WHAT THIS TASK INVOLVES:
State only how many lines below include the string "Associé".

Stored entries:
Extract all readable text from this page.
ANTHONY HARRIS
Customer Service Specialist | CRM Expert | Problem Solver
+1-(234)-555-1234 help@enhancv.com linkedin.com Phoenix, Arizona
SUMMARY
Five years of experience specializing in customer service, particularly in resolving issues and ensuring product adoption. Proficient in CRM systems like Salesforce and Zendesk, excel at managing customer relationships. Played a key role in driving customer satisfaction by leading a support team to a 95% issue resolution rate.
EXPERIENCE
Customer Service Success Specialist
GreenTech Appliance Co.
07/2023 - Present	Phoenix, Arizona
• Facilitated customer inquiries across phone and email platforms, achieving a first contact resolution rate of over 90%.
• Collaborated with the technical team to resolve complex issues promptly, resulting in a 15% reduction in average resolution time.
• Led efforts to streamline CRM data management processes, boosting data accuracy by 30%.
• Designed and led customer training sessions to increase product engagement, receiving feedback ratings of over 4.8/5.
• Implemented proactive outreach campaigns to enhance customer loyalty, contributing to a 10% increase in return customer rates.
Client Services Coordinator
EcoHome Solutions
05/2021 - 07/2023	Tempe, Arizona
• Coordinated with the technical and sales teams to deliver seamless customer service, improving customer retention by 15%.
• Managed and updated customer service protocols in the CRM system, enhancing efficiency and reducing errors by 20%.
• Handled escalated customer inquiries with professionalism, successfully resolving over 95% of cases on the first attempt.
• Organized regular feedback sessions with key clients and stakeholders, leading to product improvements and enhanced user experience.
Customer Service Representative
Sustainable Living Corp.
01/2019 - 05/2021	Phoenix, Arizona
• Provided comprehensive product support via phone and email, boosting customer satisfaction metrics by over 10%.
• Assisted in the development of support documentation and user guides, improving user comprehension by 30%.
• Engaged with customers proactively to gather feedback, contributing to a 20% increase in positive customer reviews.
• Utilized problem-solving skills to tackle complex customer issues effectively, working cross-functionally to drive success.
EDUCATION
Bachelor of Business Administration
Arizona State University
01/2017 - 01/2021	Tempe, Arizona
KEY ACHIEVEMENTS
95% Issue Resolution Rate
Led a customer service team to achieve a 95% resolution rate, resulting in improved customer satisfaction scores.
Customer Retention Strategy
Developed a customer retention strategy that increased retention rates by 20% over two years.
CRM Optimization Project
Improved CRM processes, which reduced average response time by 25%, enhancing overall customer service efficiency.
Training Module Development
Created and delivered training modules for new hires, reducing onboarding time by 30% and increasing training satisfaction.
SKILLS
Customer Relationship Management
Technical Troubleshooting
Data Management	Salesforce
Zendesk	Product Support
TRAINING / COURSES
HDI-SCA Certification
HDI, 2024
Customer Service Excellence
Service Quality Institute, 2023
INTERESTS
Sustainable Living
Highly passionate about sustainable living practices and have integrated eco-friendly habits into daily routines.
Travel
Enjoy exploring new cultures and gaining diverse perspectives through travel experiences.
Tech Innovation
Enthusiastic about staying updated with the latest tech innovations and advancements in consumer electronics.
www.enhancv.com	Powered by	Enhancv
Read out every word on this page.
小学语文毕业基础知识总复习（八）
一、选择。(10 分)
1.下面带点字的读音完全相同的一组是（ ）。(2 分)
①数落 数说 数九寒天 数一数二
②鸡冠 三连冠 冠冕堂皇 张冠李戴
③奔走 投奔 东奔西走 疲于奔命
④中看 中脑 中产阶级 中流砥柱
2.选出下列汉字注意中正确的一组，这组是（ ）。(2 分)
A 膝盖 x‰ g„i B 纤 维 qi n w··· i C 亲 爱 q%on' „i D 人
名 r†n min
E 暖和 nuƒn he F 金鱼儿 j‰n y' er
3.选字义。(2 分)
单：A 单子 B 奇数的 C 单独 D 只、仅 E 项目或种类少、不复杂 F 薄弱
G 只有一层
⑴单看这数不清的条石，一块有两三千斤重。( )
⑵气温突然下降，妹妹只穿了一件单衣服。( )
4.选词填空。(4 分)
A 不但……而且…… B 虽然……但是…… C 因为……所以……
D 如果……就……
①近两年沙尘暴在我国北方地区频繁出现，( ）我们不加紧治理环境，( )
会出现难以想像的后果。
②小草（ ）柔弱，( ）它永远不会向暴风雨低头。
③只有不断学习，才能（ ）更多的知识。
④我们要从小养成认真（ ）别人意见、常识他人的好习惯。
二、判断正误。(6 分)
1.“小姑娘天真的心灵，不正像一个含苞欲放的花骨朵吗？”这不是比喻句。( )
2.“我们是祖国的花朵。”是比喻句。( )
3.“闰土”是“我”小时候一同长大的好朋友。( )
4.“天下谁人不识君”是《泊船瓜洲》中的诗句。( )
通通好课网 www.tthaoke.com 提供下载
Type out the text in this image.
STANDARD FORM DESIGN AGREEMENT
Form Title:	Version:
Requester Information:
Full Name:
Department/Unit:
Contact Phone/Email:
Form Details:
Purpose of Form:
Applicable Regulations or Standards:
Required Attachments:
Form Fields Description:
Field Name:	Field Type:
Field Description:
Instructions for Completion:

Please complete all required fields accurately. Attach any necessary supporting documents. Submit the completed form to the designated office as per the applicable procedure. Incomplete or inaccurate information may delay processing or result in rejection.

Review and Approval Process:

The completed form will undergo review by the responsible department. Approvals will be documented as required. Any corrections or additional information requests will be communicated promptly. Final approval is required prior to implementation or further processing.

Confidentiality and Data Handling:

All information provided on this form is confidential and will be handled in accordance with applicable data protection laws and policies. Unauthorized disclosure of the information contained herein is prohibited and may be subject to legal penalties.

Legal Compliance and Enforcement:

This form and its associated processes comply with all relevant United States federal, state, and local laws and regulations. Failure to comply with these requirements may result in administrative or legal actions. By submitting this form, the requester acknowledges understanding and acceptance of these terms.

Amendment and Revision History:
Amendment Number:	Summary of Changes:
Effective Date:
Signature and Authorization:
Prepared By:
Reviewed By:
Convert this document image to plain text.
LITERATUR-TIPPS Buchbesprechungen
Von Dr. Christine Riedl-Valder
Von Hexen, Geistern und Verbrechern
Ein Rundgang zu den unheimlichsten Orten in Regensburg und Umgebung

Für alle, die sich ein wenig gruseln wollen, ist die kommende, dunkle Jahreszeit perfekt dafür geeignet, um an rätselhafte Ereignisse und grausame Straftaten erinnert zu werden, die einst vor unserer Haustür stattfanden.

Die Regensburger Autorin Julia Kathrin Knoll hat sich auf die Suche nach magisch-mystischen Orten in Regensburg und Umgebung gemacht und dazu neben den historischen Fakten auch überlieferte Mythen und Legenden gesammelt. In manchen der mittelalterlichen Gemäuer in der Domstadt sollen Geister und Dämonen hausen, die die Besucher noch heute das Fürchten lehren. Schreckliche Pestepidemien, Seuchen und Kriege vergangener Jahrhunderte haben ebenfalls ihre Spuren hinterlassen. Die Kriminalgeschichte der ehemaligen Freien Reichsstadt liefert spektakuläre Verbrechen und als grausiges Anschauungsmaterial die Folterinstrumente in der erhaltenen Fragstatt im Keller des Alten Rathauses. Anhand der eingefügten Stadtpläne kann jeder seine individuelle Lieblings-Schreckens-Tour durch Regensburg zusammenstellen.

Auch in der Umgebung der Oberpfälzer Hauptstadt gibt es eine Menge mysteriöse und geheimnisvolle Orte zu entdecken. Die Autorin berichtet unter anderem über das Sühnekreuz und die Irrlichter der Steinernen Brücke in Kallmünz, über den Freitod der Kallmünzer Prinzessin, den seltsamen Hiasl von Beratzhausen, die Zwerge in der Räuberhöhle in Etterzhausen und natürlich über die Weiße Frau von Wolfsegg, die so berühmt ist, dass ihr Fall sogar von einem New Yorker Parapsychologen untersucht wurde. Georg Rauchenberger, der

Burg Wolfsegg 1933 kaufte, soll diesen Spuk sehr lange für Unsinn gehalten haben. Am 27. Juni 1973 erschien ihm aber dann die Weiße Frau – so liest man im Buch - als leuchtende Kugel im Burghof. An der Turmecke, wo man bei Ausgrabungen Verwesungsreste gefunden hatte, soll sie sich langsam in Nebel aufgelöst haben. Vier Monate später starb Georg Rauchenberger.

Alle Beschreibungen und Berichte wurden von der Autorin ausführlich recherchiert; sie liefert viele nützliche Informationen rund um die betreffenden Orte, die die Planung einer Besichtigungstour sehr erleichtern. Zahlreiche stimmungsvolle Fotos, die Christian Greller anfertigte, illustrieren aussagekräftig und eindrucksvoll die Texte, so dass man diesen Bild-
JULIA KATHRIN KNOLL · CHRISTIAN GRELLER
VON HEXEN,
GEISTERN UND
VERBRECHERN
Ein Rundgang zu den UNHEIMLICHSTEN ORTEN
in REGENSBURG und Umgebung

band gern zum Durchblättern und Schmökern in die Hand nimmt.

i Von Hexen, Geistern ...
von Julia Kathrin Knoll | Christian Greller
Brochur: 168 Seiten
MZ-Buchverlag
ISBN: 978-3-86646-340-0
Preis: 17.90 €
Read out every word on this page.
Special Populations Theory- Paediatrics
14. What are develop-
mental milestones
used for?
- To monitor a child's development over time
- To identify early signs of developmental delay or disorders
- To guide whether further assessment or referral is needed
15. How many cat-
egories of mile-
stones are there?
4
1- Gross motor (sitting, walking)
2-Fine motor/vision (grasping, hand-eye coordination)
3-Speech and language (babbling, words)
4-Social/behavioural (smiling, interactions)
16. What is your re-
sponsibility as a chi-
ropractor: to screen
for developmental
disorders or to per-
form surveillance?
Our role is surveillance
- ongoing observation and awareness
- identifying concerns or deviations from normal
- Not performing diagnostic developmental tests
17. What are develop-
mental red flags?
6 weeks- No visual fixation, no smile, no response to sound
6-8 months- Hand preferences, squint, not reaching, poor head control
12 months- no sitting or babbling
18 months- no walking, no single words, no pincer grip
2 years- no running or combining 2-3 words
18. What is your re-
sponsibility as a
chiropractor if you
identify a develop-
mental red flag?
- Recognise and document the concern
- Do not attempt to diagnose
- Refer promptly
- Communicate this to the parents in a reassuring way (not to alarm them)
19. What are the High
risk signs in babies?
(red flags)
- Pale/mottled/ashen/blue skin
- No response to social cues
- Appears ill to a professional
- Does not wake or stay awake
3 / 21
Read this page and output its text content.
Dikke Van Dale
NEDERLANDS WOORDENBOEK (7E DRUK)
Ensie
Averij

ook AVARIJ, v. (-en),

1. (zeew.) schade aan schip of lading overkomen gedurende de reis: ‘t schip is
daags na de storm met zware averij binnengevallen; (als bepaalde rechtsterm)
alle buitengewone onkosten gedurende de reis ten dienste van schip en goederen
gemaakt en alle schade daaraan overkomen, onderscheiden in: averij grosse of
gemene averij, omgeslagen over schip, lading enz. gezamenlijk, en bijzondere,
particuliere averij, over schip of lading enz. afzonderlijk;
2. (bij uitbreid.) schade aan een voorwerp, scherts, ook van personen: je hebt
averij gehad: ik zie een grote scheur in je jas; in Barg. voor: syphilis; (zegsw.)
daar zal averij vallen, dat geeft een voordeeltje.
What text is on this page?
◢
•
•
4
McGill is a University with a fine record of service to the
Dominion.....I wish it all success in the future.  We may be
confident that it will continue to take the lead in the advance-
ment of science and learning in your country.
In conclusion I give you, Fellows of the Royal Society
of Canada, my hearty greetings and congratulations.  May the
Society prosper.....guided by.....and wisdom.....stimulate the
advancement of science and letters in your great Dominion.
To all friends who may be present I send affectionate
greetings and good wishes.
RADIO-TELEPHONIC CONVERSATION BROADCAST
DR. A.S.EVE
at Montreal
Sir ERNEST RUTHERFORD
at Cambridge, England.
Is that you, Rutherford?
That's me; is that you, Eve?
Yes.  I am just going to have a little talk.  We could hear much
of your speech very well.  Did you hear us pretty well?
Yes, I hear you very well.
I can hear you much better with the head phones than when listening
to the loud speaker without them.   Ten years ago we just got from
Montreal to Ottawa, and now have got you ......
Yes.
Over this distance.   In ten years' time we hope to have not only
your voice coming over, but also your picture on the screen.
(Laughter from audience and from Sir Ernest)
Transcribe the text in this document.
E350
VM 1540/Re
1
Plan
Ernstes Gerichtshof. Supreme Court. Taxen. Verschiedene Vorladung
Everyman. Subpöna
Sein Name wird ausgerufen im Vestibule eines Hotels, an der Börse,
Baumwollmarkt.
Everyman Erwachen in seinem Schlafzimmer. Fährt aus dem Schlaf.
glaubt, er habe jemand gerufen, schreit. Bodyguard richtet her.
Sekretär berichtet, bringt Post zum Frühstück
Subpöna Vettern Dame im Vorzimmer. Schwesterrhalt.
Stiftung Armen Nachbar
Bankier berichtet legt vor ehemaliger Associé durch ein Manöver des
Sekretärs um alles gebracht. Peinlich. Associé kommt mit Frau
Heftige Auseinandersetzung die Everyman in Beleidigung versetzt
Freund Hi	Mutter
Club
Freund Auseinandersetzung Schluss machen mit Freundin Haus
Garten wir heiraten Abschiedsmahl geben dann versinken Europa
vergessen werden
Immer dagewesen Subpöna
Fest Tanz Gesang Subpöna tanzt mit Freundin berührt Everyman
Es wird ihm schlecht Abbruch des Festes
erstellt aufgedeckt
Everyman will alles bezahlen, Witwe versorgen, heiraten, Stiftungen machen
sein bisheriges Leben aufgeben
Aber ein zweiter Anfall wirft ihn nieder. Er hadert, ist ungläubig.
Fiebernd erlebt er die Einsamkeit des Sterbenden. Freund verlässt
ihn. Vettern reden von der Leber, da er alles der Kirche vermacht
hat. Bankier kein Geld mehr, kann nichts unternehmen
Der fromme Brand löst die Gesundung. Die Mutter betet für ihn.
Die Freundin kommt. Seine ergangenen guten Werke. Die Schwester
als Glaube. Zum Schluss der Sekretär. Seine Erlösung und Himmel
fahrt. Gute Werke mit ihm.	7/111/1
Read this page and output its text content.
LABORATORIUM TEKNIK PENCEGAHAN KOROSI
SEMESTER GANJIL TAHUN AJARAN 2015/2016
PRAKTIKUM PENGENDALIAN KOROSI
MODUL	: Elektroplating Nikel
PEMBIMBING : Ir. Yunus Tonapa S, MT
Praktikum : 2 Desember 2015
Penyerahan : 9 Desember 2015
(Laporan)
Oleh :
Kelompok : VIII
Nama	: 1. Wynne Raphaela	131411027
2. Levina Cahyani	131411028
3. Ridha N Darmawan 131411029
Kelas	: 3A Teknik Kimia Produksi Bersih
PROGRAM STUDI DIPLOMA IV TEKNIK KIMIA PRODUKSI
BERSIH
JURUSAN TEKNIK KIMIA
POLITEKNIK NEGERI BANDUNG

RESPONSE:
2